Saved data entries
-- BEGIN --
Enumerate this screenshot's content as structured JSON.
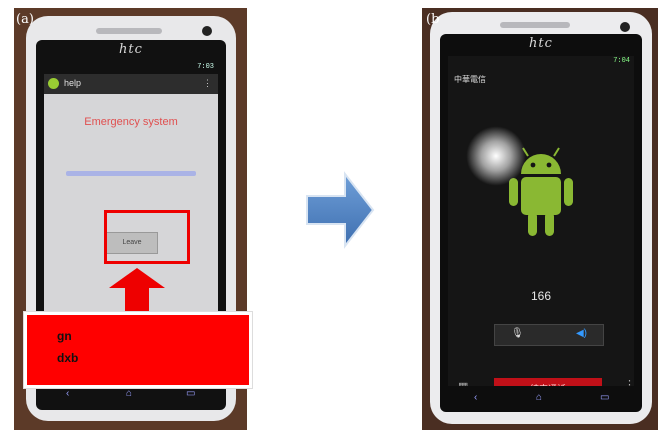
{
  "panel_a": {
    "label": "(a)",
    "phone_brand": "htc",
    "status_time": "7:03",
    "app_title": "help",
    "menu_glyph": "⋮",
    "screen_title": "Emergency system",
    "button_label": "Leave",
    "nav_icons": [
      "back-icon",
      "home-icon",
      "recent-apps-icon"
    ],
    "nav_glyphs": [
      "‹",
      "⌂",
      "▭"
    ],
    "callout_lines": [
      "gn",
      "dxb"
    ]
  },
  "panel_b": {
    "label": "(b",
    "phone_brand": "htc",
    "status_time": "7:04",
    "carrier": "中華電信",
    "caller_number": "166",
    "end_call_label": "結束通話",
    "mic_glyph": "🎙",
    "speaker_glyph": "◀)",
    "keypad_glyph": "▦",
    "more_glyph": "⋮",
    "nav_icons": [
      "back-icon",
      "home-icon",
      "recent-apps-icon"
    ],
    "nav_glyphs": [
      "‹",
      "⌂",
      "▭"
    ]
  },
  "colors": {
    "highlight_red": "#ff0000",
    "arrow_blue": "#4f81bd",
    "end_call_red": "#c01018",
    "android_green": "#8ab833"
  }
}
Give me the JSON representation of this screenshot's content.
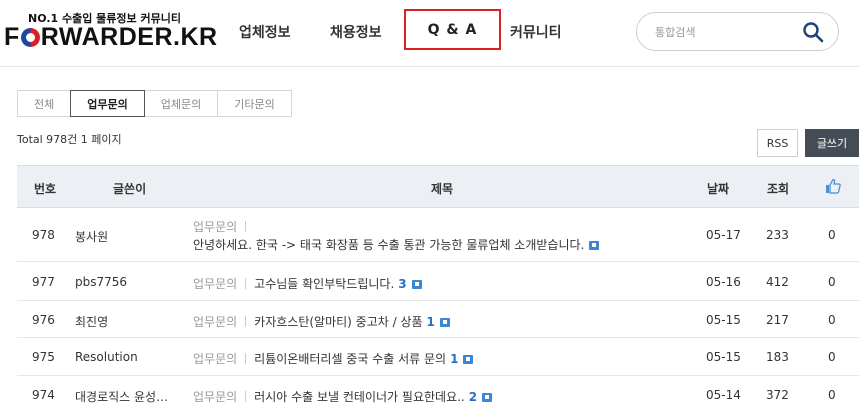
{
  "header": {
    "tagline": "NO.1 수출입 물류정보 커뮤니티",
    "brand_pre": "F",
    "brand_post": "RWARDER.KR",
    "nav": [
      "업체정보",
      "채용정보",
      "Q & A",
      "커뮤니티"
    ],
    "search_placeholder": "통합검색"
  },
  "tabs": [
    "전체",
    "업무문의",
    "업체문의",
    "기타문의"
  ],
  "active_tab": "업무문의",
  "total_text": "Total 978건  1 페이지",
  "buttons": {
    "rss": "RSS",
    "write": "글쓰기"
  },
  "table": {
    "headers": {
      "num": "번호",
      "author": "글쓴이",
      "title": "제목",
      "date": "날짜",
      "views": "조회"
    },
    "rows": [
      {
        "num": "978",
        "author": "봉사원",
        "category": "업무문의",
        "title": "안녕하세요. 한국 -> 태국 화장품 등 수출 통관 가능한 물류업체 소개받습니다.",
        "comments": "",
        "date": "05-17",
        "views": "233",
        "likes": "0"
      },
      {
        "num": "977",
        "author": "pbs7756",
        "category": "업무문의",
        "title": "고수님들 확인부탁드립니다.",
        "comments": "3",
        "date": "05-16",
        "views": "412",
        "likes": "0"
      },
      {
        "num": "976",
        "author": "최진영",
        "category": "업무문의",
        "title": "카자흐스탄(알마티) 중고차 / 상품",
        "comments": "1",
        "date": "05-15",
        "views": "217",
        "likes": "0"
      },
      {
        "num": "975",
        "author": "Resolution",
        "category": "업무문의",
        "title": "리튬이온배터리셀 중국 수출 서류 문의",
        "comments": "1",
        "date": "05-15",
        "views": "183",
        "likes": "0"
      },
      {
        "num": "974",
        "author": "대경로직스 윤성…",
        "category": "업무문의",
        "title": "러시아 수출 보낼 컨테이너가 필요한데요..",
        "comments": "2",
        "date": "05-14",
        "views": "372",
        "likes": "0"
      }
    ]
  },
  "colors": {
    "highlight_border": "#e02020",
    "accent_blue": "#2a6fc9",
    "write_button": "#444c56"
  }
}
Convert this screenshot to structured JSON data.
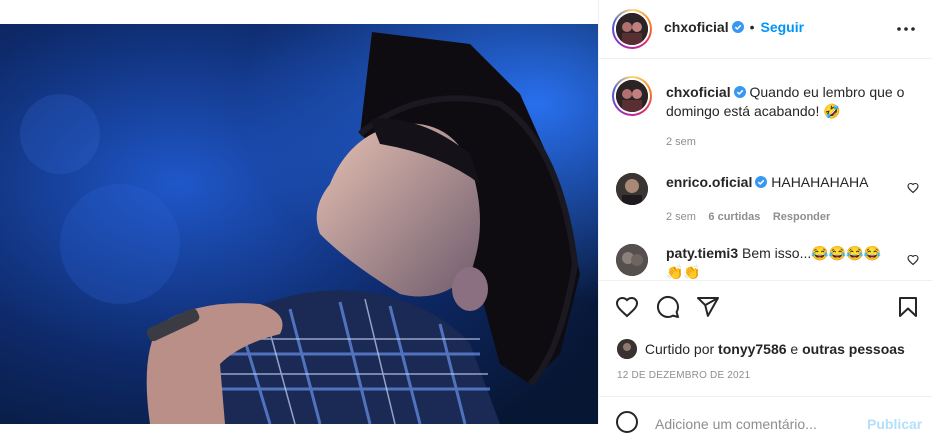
{
  "post": {
    "author": "chxoficial",
    "follow_label": "Seguir",
    "separator": "•",
    "more_label": "•••",
    "caption": "Quando eu lembro que o domingo está acabando! 🤣",
    "caption_age": "2 sem"
  },
  "comments": [
    {
      "user": "enrico.oficial",
      "verified": true,
      "text": "HAHAHAHAHA",
      "age": "2 sem",
      "likes": "6 curtidas",
      "reply_label": "Responder"
    },
    {
      "user": "paty.tiemi3",
      "verified": false,
      "text": "Bem isso...😂😂😂😂",
      "extra": "👏👏"
    }
  ],
  "likes": {
    "prefix": "Curtido por",
    "user": "tonyy7586",
    "joiner": "e",
    "suffix": "outras pessoas"
  },
  "date": "12 DE DEZEMBRO DE 2021",
  "add_comment": {
    "placeholder": "Adicione um comentário...",
    "publish_label": "Publicar"
  },
  "colors": {
    "link": "#0095f6",
    "verified": "#3897f0",
    "text": "#262626",
    "muted": "#8e8e8e",
    "border": "#efefef"
  },
  "icons": [
    "heart-icon",
    "comment-icon",
    "share-icon",
    "bookmark-icon",
    "emoji-icon",
    "verified-badge-icon"
  ]
}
-- END --
• **EXERCISE AIM**: Transcribe every entry above exactly. Omit all pictures.

• **FULL OUTPUT**:
Enumerate this screenshot's content as structured JSON.
{
  "panel_a": {
    "label": "(a)",
    "phone_brand": "htc",
    "status_time": "7:03",
    "app_title": "help",
    "menu_glyph": "⋮",
    "screen_title": "Emergency system",
    "button_label": "Leave",
    "nav_icons": [
      "back-icon",
      "home-icon",
      "recent-apps-icon"
    ],
    "nav_glyphs": [
      "‹",
      "⌂",
      "▭"
    ],
    "callout_lines": [
      "gn",
      "dxb"
    ]
  },
  "panel_b": {
    "label": "(b",
    "phone_brand": "htc",
    "status_time": "7:04",
    "carrier": "中華電信",
    "caller_number": "166",
    "end_call_label": "結束通話",
    "mic_glyph": "🎙",
    "speaker_glyph": "◀)",
    "keypad_glyph": "▦",
    "more_glyph": "⋮",
    "nav_icons": [
      "back-icon",
      "home-icon",
      "recent-apps-icon"
    ],
    "nav_glyphs": [
      "‹",
      "⌂",
      "▭"
    ]
  },
  "colors": {
    "highlight_red": "#ff0000",
    "arrow_blue": "#4f81bd",
    "end_call_red": "#c01018",
    "android_green": "#8ab833"
  }
}
Give me the JSON representation of this screenshot's content.
{
  "header": {
    "tagline": "NO.1 수출입 물류정보 커뮤니티",
    "brand_pre": "F",
    "brand_post": "RWARDER.KR",
    "nav": [
      "업체정보",
      "채용정보",
      "Q & A",
      "커뮤니티"
    ],
    "search_placeholder": "통합검색"
  },
  "tabs": [
    "전체",
    "업무문의",
    "업체문의",
    "기타문의"
  ],
  "active_tab": "업무문의",
  "total_text": "Total 978건  1 페이지",
  "buttons": {
    "rss": "RSS",
    "write": "글쓰기"
  },
  "table": {
    "headers": {
      "num": "번호",
      "author": "글쓴이",
      "title": "제목",
      "date": "날짜",
      "views": "조회"
    },
    "rows": [
      {
        "num": "978",
        "author": "봉사원",
        "category": "업무문의",
        "title": "안녕하세요. 한국 -> 태국 화장품 등 수출 통관 가능한 물류업체 소개받습니다.",
        "comments": "",
        "date": "05-17",
        "views": "233",
        "likes": "0"
      },
      {
        "num": "977",
        "author": "pbs7756",
        "category": "업무문의",
        "title": "고수님들 확인부탁드립니다.",
        "comments": "3",
        "date": "05-16",
        "views": "412",
        "likes": "0"
      },
      {
        "num": "976",
        "author": "최진영",
        "category": "업무문의",
        "title": "카자흐스탄(알마티) 중고차 / 상품",
        "comments": "1",
        "date": "05-15",
        "views": "217",
        "likes": "0"
      },
      {
        "num": "975",
        "author": "Resolution",
        "category": "업무문의",
        "title": "리튬이온배터리셀 중국 수출 서류 문의",
        "comments": "1",
        "date": "05-15",
        "views": "183",
        "likes": "0"
      },
      {
        "num": "974",
        "author": "대경로직스 윤성…",
        "category": "업무문의",
        "title": "러시아 수출 보낼 컨테이너가 필요한데요..",
        "comments": "2",
        "date": "05-14",
        "views": "372",
        "likes": "0"
      }
    ]
  },
  "colors": {
    "highlight_border": "#e02020",
    "accent_blue": "#2a6fc9",
    "write_button": "#444c56"
  }
}
Convert this screenshot to structured JSON data.
{
  "post": {
    "author": "chxoficial",
    "follow_label": "Seguir",
    "separator": "•",
    "more_label": "•••",
    "caption": "Quando eu lembro que o domingo está acabando! 🤣",
    "caption_age": "2 sem"
  },
  "comments": [
    {
      "user": "enrico.oficial",
      "verified": true,
      "text": "HAHAHAHAHA",
      "age": "2 sem",
      "likes": "6 curtidas",
      "reply_label": "Responder"
    },
    {
      "user": "paty.tiemi3",
      "verified": false,
      "text": "Bem isso...😂😂😂😂",
      "extra": "👏👏"
    }
  ],
  "likes": {
    "prefix": "Curtido por",
    "user": "tonyy7586",
    "joiner": "e",
    "suffix": "outras pessoas"
  },
  "date": "12 DE DEZEMBRO DE 2021",
  "add_comment": {
    "placeholder": "Adicione um comentário...",
    "publish_label": "Publicar"
  },
  "colors": {
    "link": "#0095f6",
    "verified": "#3897f0",
    "text": "#262626",
    "muted": "#8e8e8e",
    "border": "#efefef"
  },
  "icons": [
    "heart-icon",
    "comment-icon",
    "share-icon",
    "bookmark-icon",
    "emoji-icon",
    "verified-badge-icon"
  ]
}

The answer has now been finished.